One of my first opportunities to talk about my faith within a secular environment came while I was at work. I was on break, maybe at lunch in the break room, and the only other person at work who was my age was also there. We'll call her Melissa.
So Melissa and I were chatting. I was thinking then of going to law school, and she was thinking of going back to graduate school to study something like social work. We were talking about the future and where we were heading. Turns out that she almost went to law school, and I was a social work major for a very short time during undergrad. I asked her why she didn't want to go to law school. Then she asked me why I decided not to do social work.
And I remember really clearly that I told Melissa the story of how God had brought some emotional healing into my life. The reason I didn't go into social work is because I think that true life-change and healing comes within true community relationships with people who really know you--at least, that's been my experience. While I think there's a reason for the clinical setting in many cases, I've had the blessing of a rich spiritually-based community where the people around me are challenging me and helping me to grow. And no matter how much a professional listens to you, she doesn't really offer unconditional love. And I told her how my friends had offered that and how much it changed my life. I told her how I believed that God met me through that community in some really difficult times.

PROBLEMS TO SOLVE:
(1) Answer these questions about the story of the break-room conversation:
(a) Where was the narrator when the conversation with Melissa took place?
(b) What did Melissa think of studying if she went back to graduate school?
(c) Where does the narrator say true life-change and healing come from?
(2) Carry on the story of the break-room conversation with Melissa from the point where it stops.

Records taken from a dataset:
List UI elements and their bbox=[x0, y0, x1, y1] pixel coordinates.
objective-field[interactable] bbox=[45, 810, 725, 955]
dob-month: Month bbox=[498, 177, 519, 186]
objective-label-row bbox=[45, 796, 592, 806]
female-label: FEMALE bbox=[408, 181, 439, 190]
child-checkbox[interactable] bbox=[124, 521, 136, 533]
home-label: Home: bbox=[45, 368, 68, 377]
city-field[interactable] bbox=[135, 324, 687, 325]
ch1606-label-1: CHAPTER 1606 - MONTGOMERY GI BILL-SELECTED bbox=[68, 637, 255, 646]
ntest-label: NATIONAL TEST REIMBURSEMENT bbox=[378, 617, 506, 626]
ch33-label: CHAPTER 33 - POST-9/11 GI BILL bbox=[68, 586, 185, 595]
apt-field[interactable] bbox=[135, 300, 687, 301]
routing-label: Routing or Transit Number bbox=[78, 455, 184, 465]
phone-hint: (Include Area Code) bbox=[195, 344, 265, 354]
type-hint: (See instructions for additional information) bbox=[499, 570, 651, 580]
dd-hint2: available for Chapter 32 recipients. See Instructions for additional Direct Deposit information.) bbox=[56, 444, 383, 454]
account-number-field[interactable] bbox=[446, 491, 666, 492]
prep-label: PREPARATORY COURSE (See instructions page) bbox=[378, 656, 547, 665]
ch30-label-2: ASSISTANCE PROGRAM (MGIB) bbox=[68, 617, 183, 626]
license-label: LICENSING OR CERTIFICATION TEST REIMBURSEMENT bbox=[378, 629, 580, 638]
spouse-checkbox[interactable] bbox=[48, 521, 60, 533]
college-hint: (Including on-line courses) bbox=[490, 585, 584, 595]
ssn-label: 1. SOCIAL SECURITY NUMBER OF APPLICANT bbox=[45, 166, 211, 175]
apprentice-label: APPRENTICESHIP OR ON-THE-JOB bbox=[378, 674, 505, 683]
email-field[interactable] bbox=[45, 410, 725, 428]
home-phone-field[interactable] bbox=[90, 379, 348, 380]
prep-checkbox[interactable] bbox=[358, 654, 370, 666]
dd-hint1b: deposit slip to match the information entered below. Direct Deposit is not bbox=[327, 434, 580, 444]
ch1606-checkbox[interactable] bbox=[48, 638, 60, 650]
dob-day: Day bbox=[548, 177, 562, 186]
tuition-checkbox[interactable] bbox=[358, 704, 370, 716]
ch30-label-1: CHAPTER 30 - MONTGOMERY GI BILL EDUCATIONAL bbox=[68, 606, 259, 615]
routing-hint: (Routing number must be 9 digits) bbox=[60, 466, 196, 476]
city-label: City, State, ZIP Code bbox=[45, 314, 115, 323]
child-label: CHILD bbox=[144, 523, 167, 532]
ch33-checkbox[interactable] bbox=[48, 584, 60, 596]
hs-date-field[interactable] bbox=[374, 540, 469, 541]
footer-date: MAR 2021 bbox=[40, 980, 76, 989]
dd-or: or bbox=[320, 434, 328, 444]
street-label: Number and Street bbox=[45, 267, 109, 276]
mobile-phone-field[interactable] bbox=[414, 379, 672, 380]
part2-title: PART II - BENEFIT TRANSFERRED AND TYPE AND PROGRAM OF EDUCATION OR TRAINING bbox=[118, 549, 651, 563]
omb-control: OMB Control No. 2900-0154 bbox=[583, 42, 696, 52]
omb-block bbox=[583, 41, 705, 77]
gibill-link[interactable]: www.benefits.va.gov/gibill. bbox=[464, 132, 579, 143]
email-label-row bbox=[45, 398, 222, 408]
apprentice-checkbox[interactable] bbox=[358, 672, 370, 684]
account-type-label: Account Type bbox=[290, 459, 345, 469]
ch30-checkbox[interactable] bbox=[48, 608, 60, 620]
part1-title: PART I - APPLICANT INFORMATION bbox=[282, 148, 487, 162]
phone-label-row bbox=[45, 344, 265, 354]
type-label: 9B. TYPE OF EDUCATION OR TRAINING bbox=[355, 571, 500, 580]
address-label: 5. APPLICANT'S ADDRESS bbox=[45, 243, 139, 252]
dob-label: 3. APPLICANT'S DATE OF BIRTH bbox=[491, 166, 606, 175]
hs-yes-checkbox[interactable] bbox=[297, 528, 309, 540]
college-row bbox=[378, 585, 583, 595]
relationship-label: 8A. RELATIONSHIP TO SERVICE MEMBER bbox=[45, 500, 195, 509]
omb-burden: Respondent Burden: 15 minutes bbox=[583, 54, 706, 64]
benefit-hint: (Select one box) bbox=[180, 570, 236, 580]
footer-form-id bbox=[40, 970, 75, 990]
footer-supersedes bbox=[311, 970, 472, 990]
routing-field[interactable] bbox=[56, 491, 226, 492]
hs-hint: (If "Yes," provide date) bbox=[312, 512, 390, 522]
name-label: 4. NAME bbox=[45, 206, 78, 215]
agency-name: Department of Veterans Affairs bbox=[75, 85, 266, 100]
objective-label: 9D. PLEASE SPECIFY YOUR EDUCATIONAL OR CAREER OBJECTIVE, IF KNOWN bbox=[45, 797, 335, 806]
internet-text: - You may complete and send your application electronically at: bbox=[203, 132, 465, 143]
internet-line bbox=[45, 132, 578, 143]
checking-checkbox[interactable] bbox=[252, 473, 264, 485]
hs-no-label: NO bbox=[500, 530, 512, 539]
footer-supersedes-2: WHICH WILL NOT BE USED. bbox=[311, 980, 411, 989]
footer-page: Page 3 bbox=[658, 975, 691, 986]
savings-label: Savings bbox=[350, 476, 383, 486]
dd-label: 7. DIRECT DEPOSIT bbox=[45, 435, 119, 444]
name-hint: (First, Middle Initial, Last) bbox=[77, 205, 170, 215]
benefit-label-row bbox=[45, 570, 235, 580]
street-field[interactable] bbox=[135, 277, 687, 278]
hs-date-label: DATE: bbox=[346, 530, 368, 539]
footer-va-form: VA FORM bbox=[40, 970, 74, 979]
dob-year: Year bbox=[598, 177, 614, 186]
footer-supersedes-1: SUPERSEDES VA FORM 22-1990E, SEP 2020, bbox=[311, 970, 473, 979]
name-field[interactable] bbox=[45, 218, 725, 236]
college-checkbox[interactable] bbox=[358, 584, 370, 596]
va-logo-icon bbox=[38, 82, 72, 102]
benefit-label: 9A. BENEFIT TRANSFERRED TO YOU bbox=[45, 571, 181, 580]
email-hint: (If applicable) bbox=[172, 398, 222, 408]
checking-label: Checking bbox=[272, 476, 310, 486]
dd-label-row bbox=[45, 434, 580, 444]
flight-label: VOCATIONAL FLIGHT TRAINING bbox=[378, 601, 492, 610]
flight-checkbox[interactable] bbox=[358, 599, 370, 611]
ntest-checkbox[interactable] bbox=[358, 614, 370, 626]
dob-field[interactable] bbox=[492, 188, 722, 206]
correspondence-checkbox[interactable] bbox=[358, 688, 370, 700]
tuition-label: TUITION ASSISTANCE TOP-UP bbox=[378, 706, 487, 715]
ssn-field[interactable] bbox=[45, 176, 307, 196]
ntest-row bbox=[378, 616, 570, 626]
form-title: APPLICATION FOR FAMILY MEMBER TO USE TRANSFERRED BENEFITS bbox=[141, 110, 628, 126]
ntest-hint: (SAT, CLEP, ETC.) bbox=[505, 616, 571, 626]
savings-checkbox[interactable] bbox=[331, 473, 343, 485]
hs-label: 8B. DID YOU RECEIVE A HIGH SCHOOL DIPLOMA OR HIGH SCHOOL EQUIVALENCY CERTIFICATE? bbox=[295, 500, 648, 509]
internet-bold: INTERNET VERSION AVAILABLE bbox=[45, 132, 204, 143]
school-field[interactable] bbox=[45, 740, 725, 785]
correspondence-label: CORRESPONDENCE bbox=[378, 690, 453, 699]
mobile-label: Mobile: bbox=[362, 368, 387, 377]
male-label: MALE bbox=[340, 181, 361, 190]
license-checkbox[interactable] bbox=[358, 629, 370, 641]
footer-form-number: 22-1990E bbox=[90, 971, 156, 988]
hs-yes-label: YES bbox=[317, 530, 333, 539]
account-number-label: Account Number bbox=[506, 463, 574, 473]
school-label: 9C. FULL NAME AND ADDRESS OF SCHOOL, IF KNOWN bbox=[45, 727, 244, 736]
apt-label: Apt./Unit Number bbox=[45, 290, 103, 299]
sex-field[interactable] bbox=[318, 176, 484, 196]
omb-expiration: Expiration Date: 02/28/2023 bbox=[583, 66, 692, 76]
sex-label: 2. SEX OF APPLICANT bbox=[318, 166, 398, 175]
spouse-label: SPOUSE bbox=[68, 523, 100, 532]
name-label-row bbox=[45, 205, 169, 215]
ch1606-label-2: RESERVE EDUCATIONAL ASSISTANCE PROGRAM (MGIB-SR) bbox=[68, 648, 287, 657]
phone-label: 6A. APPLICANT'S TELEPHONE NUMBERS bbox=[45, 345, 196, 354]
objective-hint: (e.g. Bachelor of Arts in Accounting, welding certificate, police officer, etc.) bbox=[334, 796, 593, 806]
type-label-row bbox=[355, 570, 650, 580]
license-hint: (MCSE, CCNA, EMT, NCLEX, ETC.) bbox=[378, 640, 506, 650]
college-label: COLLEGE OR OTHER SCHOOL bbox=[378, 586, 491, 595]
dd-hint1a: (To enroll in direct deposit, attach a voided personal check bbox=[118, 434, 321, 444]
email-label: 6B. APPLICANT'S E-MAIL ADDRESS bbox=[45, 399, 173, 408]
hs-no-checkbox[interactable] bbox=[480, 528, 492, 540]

TASK-BY-TASK ANSWERS:
(1)
(a) On break at work, maybe at lunch in the break room.
(b) Something like social work.
(c) From true community relationships with people who really know you.

(2)
It was a really simple conversation. We didn't end by talking about church or God or Jesus, even. But that conversation opened the door to talking about faith and spiritual things - for both her and me. And as time went on, we did talk about a lot of deeply spiritual topics, and she initiated many of them.
Conversations about the spiritual are natural. We're spiritual beings, and if that part of your life is important to you, it's very natural that it will come out during some conversations. The first step toward spiritual conversations for me, though, has consistently been to share something from my own life. I never start with a list of all the beliefs I hold. I don't start by making judgmental comments about how horrible the world is or how someone's actions are "sinful" or even "wrong." I don't even really talk about the fact that I'm a Christian.
Instead, the natural bridge for me has been talking about something God has done in my life or talking about why I've made some of the choices I've made. And because that sharing comes as a natural part of a relationship, I've been able to continue walking beside people as a friend and sometime spiritual mentor over a long time.